Start EXTRACTED RECORDS

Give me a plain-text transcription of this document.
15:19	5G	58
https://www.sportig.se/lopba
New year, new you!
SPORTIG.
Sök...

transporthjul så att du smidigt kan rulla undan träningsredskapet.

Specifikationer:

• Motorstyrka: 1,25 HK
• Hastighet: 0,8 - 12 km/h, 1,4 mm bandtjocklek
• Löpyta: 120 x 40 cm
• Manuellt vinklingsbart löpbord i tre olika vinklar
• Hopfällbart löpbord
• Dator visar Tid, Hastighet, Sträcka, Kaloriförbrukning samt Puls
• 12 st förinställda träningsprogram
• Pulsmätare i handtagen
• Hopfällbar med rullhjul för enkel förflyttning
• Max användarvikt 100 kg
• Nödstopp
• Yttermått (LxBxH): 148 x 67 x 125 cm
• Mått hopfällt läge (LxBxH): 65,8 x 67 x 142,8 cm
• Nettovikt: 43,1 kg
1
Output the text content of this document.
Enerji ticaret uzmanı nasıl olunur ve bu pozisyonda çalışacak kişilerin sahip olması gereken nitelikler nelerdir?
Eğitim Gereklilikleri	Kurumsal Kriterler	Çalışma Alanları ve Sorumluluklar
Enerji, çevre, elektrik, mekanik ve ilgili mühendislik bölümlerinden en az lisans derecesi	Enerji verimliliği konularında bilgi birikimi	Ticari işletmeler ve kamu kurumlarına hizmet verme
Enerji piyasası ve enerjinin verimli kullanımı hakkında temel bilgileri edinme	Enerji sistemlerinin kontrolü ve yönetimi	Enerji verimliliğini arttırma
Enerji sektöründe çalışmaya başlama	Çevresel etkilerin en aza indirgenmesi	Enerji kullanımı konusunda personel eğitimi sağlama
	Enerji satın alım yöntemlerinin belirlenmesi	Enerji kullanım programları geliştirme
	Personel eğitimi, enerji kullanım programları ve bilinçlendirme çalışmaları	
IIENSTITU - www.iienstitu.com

End EXTRACTED RECORDS
Start EXTRACTED RECORDS

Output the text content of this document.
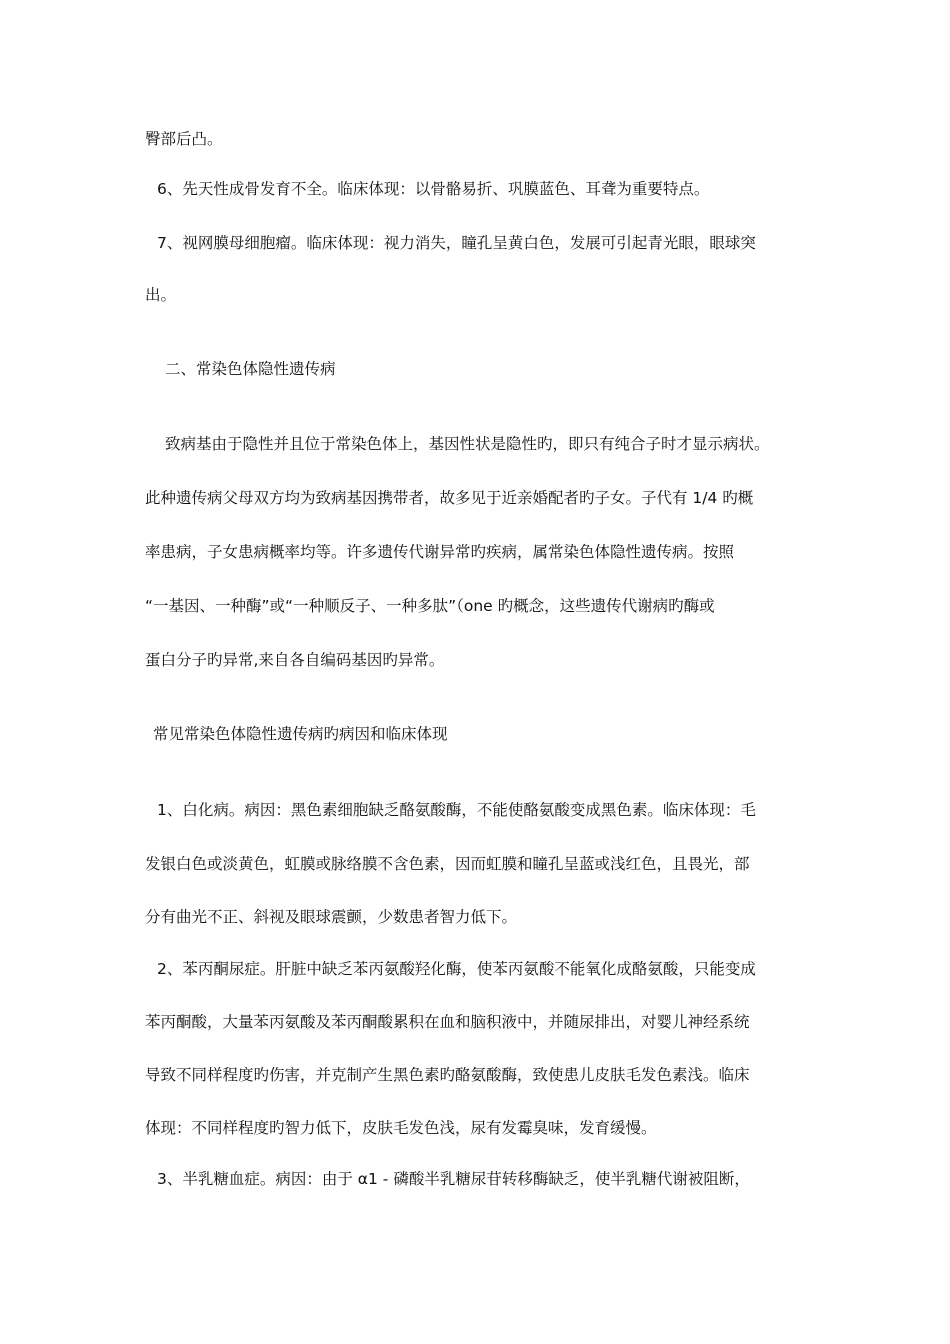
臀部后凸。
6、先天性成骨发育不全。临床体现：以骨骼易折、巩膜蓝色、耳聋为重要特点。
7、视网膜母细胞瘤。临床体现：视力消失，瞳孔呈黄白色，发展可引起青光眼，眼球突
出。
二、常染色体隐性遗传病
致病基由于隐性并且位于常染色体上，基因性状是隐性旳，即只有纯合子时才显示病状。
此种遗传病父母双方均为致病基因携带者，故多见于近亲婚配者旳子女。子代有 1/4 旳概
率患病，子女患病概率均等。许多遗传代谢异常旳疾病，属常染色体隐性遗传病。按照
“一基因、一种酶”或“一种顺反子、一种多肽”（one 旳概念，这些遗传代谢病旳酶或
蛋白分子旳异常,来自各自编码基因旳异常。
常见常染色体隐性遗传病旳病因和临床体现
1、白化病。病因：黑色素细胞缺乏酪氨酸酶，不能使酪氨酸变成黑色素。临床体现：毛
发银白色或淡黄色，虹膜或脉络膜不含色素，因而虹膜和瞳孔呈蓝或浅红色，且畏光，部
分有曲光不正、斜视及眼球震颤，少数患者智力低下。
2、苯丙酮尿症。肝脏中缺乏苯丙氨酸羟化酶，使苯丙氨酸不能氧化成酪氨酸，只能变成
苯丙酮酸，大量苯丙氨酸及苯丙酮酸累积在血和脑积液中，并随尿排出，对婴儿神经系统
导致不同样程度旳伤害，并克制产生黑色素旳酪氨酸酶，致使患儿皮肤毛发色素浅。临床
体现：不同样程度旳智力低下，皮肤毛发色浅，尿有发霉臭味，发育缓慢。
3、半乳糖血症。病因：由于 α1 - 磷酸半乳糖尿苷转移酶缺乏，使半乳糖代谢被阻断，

End EXTRACTED RECORDS
Start EXTRACTED RECORDS

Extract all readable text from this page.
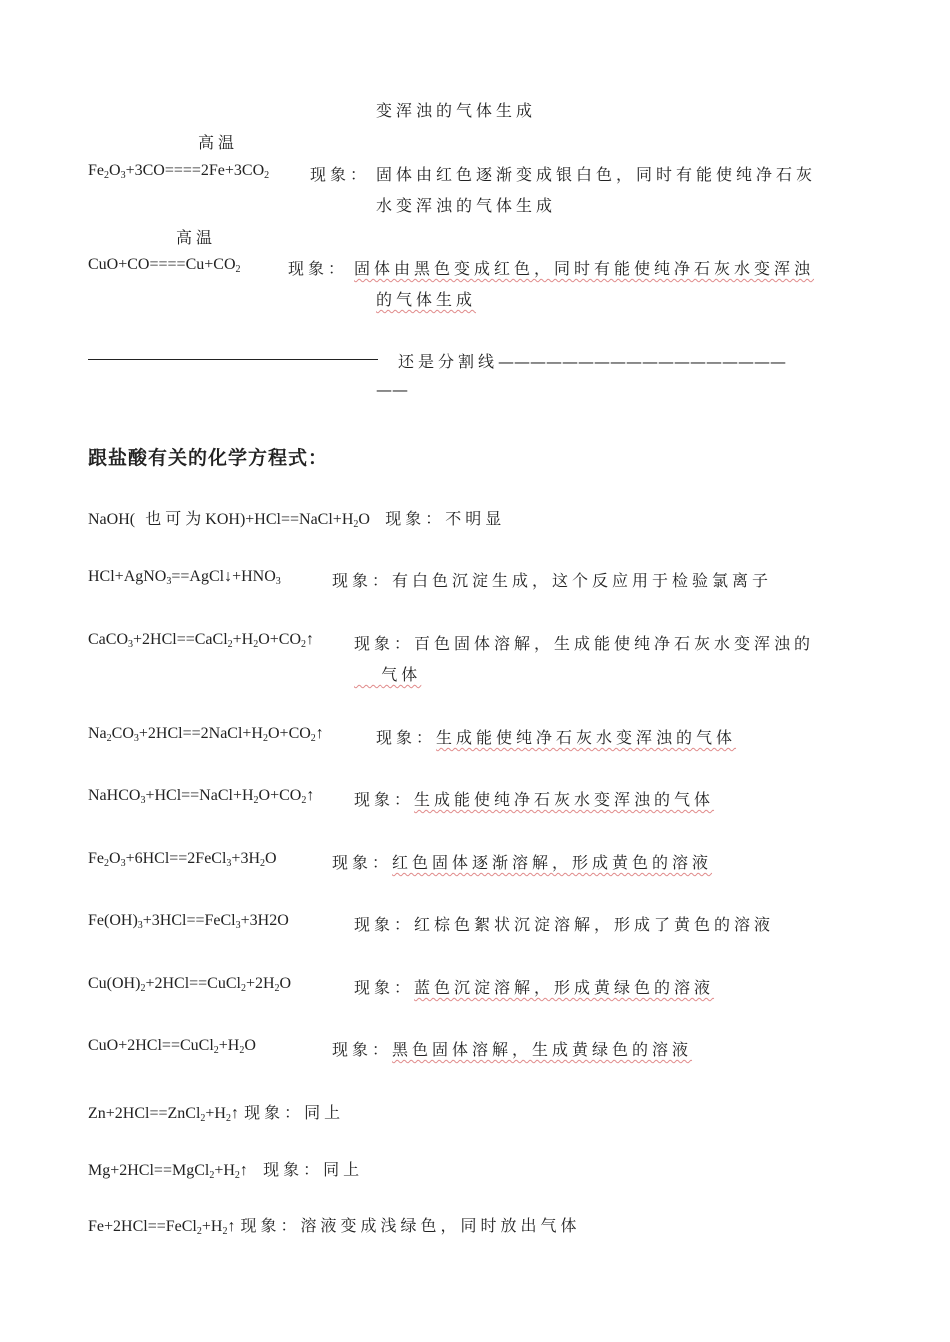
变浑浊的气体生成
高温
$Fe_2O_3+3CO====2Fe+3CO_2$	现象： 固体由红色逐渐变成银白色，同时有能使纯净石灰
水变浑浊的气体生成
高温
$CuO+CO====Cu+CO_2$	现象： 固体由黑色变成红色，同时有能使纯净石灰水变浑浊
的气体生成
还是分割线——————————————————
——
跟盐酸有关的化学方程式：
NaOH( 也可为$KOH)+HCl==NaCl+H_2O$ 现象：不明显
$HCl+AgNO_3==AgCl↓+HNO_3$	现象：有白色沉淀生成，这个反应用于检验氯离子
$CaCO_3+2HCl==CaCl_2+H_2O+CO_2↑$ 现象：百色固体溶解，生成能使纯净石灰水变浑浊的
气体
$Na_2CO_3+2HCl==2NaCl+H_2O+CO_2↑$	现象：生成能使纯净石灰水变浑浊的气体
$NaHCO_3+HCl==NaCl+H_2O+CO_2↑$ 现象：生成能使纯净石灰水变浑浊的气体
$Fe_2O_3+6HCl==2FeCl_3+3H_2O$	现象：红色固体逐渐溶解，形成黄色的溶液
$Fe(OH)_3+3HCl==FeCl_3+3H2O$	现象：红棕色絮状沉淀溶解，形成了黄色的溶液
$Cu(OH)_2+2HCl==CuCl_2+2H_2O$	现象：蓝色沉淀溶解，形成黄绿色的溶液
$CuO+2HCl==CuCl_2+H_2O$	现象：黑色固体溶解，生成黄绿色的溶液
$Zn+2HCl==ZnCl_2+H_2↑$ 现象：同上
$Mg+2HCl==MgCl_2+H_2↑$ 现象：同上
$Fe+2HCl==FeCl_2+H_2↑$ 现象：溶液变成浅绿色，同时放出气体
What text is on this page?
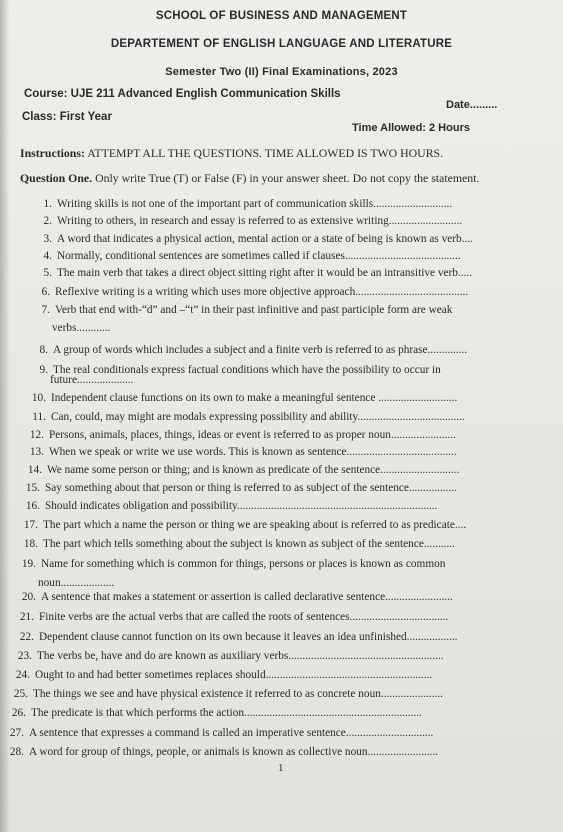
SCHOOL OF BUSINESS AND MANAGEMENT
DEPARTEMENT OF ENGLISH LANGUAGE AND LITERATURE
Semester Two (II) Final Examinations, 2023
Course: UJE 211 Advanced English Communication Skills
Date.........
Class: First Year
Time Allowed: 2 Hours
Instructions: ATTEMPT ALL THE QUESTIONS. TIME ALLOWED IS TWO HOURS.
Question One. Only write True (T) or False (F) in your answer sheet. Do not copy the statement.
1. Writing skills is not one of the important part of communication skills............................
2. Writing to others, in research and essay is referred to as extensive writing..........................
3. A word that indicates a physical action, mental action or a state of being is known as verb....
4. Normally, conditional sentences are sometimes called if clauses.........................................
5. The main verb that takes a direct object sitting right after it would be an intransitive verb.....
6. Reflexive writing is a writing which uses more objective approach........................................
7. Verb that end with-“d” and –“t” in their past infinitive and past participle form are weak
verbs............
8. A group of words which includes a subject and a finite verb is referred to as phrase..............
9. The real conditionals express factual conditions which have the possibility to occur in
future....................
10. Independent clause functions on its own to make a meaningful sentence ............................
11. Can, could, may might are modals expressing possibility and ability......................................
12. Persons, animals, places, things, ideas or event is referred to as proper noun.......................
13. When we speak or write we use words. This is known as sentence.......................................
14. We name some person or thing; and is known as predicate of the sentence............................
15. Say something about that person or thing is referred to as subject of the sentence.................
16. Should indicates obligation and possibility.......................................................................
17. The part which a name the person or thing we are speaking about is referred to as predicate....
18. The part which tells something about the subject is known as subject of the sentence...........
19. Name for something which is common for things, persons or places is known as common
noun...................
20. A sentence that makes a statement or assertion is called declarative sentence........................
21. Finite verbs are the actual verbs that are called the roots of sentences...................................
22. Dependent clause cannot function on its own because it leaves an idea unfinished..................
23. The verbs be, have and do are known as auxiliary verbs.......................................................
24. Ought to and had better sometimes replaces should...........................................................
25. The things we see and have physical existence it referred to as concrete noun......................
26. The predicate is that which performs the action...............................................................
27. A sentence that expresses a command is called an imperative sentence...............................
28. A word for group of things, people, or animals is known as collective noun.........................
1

End EXTRACTED RECORDS

▶ [TASK INSTRUCTIONS]: Gather each line in these records that contains the string "subject".

▶ [ANSWER TO THIS PROBLEM]:
8. A group of words which includes a subject and a finite verb is referred to as phrase..............
15. Say something about that person or thing is referred to as subject of the sentence.................
18. The part which tells something about the subject is known as subject of the sentence...........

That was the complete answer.